EXERCISE BRIEF => Transcribe the material exactly. Images do not belong in the copy.

Start of MATERIAL FOR THE TASK

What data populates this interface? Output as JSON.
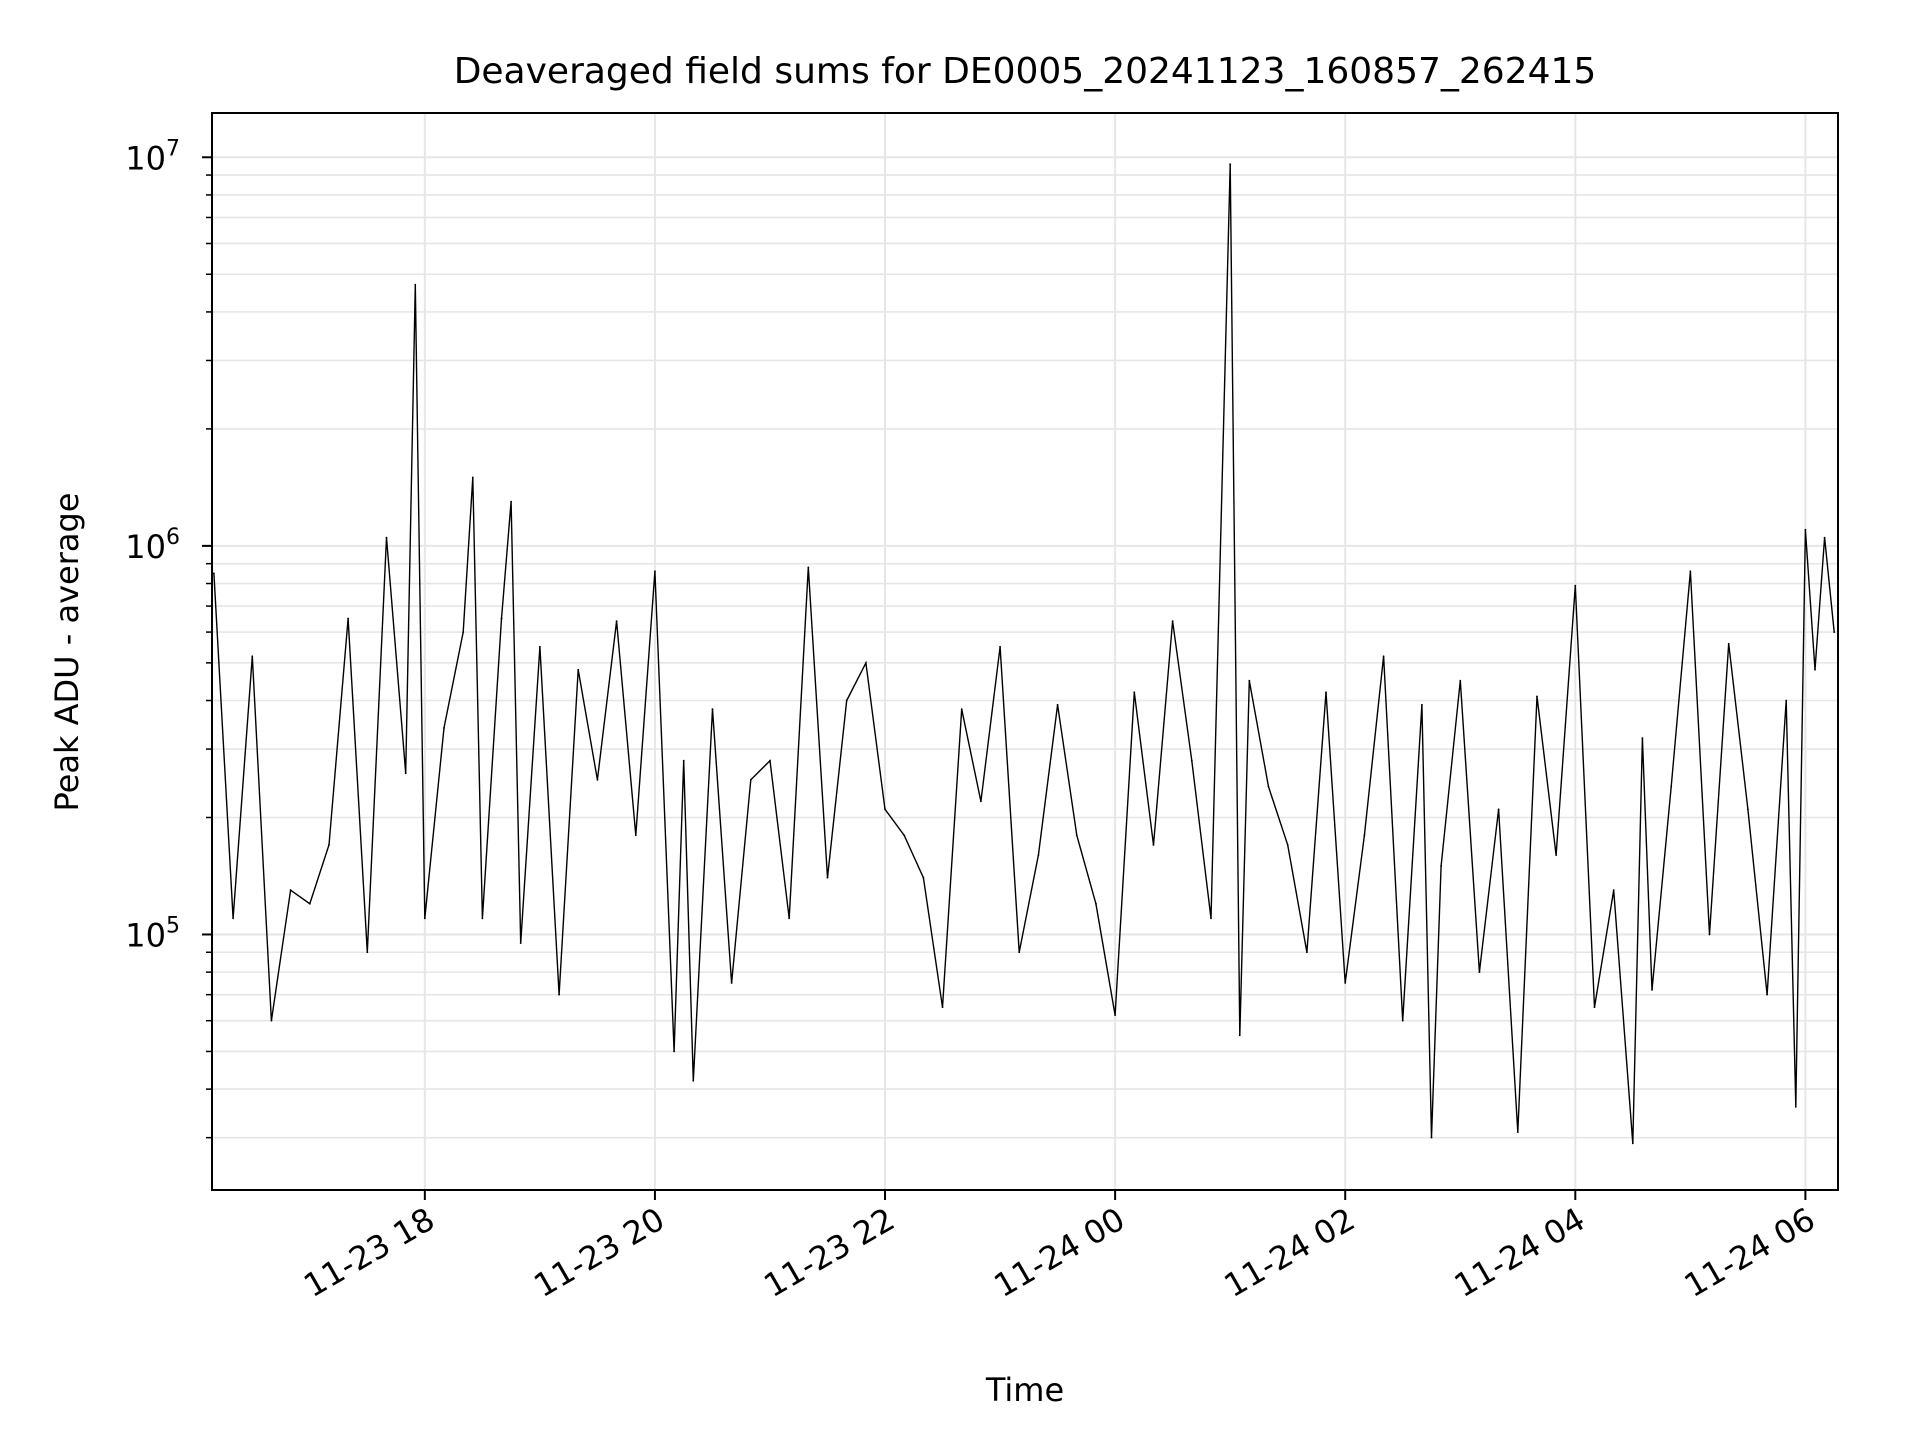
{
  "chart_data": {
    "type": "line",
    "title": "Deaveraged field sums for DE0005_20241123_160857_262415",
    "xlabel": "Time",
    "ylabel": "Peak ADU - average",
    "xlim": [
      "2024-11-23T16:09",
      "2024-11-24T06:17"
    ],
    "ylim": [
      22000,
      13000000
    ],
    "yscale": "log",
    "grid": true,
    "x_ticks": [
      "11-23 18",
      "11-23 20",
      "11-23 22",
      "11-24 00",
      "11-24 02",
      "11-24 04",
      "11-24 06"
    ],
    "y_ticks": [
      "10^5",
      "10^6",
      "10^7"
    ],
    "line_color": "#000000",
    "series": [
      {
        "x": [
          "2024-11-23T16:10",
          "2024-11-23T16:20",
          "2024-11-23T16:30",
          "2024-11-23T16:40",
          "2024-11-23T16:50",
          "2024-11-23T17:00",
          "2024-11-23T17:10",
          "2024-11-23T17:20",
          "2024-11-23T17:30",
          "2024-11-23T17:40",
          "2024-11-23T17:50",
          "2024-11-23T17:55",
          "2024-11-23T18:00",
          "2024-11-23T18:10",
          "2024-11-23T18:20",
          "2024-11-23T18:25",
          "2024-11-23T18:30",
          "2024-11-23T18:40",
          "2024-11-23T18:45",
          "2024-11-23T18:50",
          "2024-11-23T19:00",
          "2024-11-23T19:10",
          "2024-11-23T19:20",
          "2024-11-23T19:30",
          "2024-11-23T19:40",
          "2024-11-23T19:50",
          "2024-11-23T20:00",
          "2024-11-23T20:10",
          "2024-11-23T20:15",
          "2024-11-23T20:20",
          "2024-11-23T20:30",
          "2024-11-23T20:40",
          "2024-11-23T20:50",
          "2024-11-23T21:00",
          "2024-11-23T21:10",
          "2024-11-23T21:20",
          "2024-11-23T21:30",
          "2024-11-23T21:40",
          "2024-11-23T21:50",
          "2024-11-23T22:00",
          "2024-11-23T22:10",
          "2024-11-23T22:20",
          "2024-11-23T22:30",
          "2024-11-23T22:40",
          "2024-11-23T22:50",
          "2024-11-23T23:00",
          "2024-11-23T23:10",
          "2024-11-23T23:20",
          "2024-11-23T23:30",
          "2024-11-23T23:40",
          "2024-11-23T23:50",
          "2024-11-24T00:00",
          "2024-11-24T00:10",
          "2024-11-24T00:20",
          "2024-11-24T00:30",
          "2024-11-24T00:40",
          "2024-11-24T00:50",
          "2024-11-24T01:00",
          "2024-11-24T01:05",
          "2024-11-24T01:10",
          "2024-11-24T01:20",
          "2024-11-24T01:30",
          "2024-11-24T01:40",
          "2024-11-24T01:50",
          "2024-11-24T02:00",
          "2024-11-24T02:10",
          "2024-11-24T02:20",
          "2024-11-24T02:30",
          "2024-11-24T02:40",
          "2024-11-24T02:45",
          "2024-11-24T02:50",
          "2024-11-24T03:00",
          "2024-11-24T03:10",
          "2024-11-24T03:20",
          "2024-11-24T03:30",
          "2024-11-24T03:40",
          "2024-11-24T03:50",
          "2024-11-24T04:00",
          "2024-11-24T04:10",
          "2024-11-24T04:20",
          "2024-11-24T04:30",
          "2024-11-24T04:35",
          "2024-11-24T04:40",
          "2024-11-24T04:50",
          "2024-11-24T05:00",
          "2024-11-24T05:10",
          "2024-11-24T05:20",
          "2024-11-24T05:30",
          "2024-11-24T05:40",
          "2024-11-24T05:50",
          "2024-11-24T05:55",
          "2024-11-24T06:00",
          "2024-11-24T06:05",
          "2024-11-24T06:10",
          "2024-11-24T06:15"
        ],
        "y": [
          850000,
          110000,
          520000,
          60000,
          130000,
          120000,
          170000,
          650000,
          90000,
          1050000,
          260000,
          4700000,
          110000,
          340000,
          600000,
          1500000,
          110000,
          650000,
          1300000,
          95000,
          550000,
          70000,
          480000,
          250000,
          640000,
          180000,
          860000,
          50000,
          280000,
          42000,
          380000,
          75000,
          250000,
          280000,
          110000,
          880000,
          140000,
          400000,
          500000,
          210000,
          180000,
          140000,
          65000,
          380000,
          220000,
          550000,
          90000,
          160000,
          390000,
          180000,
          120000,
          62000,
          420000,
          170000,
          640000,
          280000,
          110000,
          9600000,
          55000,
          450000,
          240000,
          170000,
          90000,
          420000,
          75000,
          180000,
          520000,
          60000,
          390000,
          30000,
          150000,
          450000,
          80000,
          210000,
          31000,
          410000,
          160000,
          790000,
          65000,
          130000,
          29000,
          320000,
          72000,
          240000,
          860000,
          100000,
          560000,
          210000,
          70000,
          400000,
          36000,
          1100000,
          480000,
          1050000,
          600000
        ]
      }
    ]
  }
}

End of MATERIAL FOR THE TASK

OUTPUT BELOW =>
What data populates this interface? Output as JSON.
{
  "chart_data": {
    "type": "line",
    "title": "Deaveraged field sums for DE0005_20241123_160857_262415",
    "xlabel": "Time",
    "ylabel": "Peak ADU - average",
    "xlim": [
      "2024-11-23T16:09",
      "2024-11-24T06:17"
    ],
    "ylim": [
      22000,
      13000000
    ],
    "yscale": "log",
    "grid": true,
    "x_ticks": [
      "11-23 18",
      "11-23 20",
      "11-23 22",
      "11-24 00",
      "11-24 02",
      "11-24 04",
      "11-24 06"
    ],
    "y_ticks": [
      "10^5",
      "10^6",
      "10^7"
    ],
    "line_color": "#000000",
    "series": [
      {
        "x": [
          "2024-11-23T16:10",
          "2024-11-23T16:20",
          "2024-11-23T16:30",
          "2024-11-23T16:40",
          "2024-11-23T16:50",
          "2024-11-23T17:00",
          "2024-11-23T17:10",
          "2024-11-23T17:20",
          "2024-11-23T17:30",
          "2024-11-23T17:40",
          "2024-11-23T17:50",
          "2024-11-23T17:55",
          "2024-11-23T18:00",
          "2024-11-23T18:10",
          "2024-11-23T18:20",
          "2024-11-23T18:25",
          "2024-11-23T18:30",
          "2024-11-23T18:40",
          "2024-11-23T18:45",
          "2024-11-23T18:50",
          "2024-11-23T19:00",
          "2024-11-23T19:10",
          "2024-11-23T19:20",
          "2024-11-23T19:30",
          "2024-11-23T19:40",
          "2024-11-23T19:50",
          "2024-11-23T20:00",
          "2024-11-23T20:10",
          "2024-11-23T20:15",
          "2024-11-23T20:20",
          "2024-11-23T20:30",
          "2024-11-23T20:40",
          "2024-11-23T20:50",
          "2024-11-23T21:00",
          "2024-11-23T21:10",
          "2024-11-23T21:20",
          "2024-11-23T21:30",
          "2024-11-23T21:40",
          "2024-11-23T21:50",
          "2024-11-23T22:00",
          "2024-11-23T22:10",
          "2024-11-23T22:20",
          "2024-11-23T22:30",
          "2024-11-23T22:40",
          "2024-11-23T22:50",
          "2024-11-23T23:00",
          "2024-11-23T23:10",
          "2024-11-23T23:20",
          "2024-11-23T23:30",
          "2024-11-23T23:40",
          "2024-11-23T23:50",
          "2024-11-24T00:00",
          "2024-11-24T00:10",
          "2024-11-24T00:20",
          "2024-11-24T00:30",
          "2024-11-24T00:40",
          "2024-11-24T00:50",
          "2024-11-24T01:00",
          "2024-11-24T01:05",
          "2024-11-24T01:10",
          "2024-11-24T01:20",
          "2024-11-24T01:30",
          "2024-11-24T01:40",
          "2024-11-24T01:50",
          "2024-11-24T02:00",
          "2024-11-24T02:10",
          "2024-11-24T02:20",
          "2024-11-24T02:30",
          "2024-11-24T02:40",
          "2024-11-24T02:45",
          "2024-11-24T02:50",
          "2024-11-24T03:00",
          "2024-11-24T03:10",
          "2024-11-24T03:20",
          "2024-11-24T03:30",
          "2024-11-24T03:40",
          "2024-11-24T03:50",
          "2024-11-24T04:00",
          "2024-11-24T04:10",
          "2024-11-24T04:20",
          "2024-11-24T04:30",
          "2024-11-24T04:35",
          "2024-11-24T04:40",
          "2024-11-24T04:50",
          "2024-11-24T05:00",
          "2024-11-24T05:10",
          "2024-11-24T05:20",
          "2024-11-24T05:30",
          "2024-11-24T05:40",
          "2024-11-24T05:50",
          "2024-11-24T05:55",
          "2024-11-24T06:00",
          "2024-11-24T06:05",
          "2024-11-24T06:10",
          "2024-11-24T06:15"
        ],
        "y": [
          850000,
          110000,
          520000,
          60000,
          130000,
          120000,
          170000,
          650000,
          90000,
          1050000,
          260000,
          4700000,
          110000,
          340000,
          600000,
          1500000,
          110000,
          650000,
          1300000,
          95000,
          550000,
          70000,
          480000,
          250000,
          640000,
          180000,
          860000,
          50000,
          280000,
          42000,
          380000,
          75000,
          250000,
          280000,
          110000,
          880000,
          140000,
          400000,
          500000,
          210000,
          180000,
          140000,
          65000,
          380000,
          220000,
          550000,
          90000,
          160000,
          390000,
          180000,
          120000,
          62000,
          420000,
          170000,
          640000,
          280000,
          110000,
          9600000,
          55000,
          450000,
          240000,
          170000,
          90000,
          420000,
          75000,
          180000,
          520000,
          60000,
          390000,
          30000,
          150000,
          450000,
          80000,
          210000,
          31000,
          410000,
          160000,
          790000,
          65000,
          130000,
          29000,
          320000,
          72000,
          240000,
          860000,
          100000,
          560000,
          210000,
          70000,
          400000,
          36000,
          1100000,
          480000,
          1050000,
          600000
        ]
      }
    ]
  }
}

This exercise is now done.